Saved entries:
▬▬▬▬▬▬▬▬▬▬

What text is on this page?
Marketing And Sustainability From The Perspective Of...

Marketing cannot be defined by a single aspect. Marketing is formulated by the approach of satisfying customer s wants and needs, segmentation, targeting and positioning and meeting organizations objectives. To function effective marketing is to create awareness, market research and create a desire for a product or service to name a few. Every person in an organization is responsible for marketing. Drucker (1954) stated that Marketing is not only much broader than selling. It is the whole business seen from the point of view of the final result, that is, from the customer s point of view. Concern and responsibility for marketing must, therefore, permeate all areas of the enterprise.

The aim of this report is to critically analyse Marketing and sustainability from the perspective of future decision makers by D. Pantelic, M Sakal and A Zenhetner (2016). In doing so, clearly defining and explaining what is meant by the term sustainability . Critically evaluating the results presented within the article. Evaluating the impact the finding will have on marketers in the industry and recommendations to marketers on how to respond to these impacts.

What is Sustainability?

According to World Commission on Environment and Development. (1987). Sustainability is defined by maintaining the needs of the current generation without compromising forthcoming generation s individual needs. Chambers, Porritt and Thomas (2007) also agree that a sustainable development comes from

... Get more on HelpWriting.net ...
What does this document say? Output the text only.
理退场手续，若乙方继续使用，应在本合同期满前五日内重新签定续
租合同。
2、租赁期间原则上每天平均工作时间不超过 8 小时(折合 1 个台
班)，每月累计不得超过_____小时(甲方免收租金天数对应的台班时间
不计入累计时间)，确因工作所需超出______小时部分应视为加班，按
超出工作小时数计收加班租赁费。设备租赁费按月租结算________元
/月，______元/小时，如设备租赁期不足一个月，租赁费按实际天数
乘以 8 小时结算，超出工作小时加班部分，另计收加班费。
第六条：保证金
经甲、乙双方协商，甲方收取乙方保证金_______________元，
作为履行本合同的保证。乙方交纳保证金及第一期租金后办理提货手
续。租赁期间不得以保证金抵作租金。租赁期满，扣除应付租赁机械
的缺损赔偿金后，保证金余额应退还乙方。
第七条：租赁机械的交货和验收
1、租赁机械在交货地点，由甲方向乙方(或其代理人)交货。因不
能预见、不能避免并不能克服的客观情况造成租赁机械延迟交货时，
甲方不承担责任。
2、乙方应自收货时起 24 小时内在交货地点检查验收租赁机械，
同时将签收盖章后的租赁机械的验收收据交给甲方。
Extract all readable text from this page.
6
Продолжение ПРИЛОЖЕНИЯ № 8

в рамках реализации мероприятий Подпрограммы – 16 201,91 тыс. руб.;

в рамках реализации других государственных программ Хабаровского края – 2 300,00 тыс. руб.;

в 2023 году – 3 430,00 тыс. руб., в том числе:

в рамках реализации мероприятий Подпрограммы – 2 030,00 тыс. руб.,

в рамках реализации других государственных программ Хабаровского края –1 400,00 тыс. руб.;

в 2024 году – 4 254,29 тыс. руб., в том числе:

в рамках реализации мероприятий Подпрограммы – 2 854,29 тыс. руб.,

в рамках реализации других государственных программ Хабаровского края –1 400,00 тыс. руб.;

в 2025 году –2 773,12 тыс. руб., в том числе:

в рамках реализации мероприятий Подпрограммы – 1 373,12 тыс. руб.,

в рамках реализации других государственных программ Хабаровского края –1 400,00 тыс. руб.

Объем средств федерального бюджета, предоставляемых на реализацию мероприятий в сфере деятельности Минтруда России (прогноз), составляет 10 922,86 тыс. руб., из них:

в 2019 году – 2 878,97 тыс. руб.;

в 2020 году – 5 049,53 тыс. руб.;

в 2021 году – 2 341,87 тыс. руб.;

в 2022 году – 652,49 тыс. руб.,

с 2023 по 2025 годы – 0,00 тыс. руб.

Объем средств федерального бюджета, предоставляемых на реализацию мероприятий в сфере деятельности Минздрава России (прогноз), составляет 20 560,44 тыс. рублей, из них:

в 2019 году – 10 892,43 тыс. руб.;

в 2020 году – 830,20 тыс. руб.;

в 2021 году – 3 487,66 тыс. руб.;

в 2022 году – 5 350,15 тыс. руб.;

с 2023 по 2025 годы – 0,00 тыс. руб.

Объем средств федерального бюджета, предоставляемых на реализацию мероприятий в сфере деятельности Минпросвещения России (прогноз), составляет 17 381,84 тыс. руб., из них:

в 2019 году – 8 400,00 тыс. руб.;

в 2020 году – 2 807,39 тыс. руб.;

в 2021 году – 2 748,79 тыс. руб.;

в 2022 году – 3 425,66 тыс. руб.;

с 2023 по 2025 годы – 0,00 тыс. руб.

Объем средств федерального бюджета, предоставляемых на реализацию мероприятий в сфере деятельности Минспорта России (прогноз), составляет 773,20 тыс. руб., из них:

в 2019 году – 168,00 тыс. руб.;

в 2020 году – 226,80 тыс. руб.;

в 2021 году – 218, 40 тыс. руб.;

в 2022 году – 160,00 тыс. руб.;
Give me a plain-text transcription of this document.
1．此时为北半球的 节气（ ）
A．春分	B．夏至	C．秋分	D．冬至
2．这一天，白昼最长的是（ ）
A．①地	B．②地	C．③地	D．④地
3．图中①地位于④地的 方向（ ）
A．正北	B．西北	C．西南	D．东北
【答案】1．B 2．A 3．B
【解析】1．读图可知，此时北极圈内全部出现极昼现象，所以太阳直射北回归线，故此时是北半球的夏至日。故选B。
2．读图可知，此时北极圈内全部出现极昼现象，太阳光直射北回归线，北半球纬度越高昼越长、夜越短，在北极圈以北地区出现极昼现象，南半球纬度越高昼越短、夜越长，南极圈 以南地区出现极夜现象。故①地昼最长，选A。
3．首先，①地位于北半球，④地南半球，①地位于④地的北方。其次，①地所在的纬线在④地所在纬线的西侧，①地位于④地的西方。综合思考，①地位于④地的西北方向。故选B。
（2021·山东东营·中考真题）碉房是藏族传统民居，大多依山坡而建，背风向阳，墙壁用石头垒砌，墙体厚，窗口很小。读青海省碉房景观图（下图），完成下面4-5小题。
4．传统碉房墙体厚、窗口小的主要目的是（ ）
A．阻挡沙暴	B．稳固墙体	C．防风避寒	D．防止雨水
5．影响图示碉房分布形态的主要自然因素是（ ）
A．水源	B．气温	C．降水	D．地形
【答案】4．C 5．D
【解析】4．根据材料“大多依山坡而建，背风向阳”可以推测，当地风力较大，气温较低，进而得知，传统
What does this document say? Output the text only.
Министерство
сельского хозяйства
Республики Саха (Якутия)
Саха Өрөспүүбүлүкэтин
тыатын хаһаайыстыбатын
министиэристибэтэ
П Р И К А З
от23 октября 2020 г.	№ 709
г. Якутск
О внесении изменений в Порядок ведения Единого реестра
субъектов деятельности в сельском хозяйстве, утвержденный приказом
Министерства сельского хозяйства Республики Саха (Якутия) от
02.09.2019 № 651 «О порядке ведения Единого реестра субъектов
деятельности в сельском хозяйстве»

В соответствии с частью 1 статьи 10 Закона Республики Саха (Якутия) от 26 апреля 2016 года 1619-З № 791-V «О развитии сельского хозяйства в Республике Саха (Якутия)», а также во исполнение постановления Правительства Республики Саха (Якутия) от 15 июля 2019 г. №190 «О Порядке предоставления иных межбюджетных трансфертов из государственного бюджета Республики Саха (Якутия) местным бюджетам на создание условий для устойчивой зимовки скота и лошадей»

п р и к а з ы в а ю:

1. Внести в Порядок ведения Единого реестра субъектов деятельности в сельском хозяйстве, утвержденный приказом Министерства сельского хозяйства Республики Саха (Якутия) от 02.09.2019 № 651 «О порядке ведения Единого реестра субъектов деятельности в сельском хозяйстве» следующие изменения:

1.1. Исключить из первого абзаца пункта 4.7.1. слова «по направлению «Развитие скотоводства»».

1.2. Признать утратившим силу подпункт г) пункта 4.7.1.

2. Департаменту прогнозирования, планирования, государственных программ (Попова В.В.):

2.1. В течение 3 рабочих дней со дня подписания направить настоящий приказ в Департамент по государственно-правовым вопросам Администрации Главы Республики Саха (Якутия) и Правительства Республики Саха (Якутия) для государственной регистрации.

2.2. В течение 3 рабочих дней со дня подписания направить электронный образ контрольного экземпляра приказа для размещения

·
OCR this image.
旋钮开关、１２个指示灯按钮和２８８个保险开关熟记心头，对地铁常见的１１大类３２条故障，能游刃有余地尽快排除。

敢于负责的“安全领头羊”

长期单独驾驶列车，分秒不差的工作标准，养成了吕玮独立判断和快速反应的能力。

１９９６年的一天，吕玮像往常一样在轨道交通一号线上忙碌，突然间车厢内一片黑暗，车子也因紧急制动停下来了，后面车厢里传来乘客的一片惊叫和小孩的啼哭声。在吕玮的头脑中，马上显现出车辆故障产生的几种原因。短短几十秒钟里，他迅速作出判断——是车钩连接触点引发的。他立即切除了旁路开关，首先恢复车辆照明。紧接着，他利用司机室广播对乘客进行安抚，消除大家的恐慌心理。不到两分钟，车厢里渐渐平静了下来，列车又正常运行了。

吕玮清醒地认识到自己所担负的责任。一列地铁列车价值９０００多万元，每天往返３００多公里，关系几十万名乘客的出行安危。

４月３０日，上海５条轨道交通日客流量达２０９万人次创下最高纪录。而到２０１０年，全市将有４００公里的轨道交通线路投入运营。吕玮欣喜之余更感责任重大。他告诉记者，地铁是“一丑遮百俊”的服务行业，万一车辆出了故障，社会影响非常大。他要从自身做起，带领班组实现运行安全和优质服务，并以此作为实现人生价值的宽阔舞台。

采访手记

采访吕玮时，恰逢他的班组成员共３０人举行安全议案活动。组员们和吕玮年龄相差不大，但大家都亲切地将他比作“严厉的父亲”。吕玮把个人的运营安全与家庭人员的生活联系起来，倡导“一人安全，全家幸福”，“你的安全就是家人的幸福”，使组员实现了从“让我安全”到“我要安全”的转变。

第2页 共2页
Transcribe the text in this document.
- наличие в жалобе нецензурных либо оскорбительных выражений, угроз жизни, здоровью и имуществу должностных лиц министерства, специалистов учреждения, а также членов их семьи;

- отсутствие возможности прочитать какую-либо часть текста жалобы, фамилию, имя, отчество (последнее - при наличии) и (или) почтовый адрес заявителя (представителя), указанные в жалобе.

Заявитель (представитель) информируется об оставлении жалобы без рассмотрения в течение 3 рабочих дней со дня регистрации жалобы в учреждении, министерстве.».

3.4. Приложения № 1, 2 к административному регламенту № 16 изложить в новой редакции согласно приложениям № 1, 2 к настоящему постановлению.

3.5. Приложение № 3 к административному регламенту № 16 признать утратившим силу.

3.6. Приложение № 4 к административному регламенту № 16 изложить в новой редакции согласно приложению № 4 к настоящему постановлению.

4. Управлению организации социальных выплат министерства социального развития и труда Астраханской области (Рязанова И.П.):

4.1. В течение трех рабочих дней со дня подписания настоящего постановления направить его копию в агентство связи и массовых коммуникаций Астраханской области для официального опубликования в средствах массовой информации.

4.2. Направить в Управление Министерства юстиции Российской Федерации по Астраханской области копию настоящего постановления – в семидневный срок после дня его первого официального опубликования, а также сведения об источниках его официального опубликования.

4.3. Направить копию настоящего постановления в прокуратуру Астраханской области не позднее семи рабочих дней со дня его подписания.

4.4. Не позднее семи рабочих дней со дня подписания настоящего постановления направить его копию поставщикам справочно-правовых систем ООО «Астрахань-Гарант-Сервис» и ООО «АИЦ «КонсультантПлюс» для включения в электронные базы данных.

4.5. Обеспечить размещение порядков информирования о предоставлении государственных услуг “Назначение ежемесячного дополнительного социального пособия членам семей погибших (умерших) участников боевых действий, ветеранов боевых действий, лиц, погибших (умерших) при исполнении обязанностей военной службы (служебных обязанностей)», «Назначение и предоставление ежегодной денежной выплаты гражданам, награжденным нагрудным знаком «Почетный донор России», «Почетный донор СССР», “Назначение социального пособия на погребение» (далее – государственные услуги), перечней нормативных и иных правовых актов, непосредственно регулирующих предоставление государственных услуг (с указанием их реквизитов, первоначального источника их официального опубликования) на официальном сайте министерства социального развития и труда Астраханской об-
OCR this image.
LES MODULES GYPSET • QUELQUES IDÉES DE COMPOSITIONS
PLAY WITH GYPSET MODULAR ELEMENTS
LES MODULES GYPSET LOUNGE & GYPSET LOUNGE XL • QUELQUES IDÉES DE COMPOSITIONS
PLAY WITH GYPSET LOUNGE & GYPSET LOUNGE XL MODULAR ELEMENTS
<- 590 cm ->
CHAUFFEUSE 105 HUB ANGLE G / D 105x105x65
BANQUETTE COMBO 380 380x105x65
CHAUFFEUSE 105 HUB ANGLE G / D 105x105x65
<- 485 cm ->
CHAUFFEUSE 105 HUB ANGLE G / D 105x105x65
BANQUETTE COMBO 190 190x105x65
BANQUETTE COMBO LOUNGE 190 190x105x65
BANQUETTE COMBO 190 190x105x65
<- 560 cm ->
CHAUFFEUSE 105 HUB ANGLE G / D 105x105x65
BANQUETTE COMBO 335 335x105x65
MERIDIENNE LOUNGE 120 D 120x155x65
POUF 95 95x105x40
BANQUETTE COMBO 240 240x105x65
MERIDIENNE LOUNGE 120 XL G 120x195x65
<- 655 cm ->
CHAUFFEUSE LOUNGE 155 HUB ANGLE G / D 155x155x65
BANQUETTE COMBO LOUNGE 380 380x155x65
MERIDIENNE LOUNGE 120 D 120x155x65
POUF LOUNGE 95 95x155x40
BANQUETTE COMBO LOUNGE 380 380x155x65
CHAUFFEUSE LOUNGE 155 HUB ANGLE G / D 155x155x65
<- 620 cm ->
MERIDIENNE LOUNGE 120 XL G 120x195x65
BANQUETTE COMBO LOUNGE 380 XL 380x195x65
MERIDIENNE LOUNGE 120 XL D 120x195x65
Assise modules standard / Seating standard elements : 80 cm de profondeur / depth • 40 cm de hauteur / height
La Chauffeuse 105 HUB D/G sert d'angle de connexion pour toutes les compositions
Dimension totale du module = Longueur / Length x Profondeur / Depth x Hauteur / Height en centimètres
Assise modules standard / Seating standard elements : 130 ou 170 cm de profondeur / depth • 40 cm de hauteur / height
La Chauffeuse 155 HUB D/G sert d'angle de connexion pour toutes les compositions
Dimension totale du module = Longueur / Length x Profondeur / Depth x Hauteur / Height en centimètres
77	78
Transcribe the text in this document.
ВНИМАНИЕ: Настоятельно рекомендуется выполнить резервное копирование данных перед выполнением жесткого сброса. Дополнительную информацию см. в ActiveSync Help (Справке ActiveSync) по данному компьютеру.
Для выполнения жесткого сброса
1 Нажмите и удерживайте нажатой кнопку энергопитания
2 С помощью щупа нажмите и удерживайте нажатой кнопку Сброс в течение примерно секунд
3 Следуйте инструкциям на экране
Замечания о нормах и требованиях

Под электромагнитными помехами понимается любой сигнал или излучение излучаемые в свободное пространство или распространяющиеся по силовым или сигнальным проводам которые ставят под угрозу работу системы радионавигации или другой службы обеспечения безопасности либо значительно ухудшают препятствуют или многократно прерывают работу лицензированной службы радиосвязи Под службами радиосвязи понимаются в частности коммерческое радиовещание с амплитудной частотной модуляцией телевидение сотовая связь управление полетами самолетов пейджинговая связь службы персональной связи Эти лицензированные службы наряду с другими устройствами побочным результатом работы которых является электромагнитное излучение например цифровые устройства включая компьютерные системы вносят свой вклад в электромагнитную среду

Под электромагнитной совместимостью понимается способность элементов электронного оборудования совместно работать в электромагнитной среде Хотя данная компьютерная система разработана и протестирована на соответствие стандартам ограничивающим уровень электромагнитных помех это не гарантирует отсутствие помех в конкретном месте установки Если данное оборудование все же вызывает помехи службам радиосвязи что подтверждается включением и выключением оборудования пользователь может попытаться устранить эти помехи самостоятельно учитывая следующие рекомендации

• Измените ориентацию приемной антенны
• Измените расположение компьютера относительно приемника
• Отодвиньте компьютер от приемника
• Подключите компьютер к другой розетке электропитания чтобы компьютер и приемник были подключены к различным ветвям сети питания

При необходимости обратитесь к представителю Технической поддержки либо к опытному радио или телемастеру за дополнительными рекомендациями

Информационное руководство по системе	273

▬▬▬▬▬▬▬▬▬▬

Work to do. Your answer should be a single number: how many lines in the data above include "опубликования"?

Reply. 3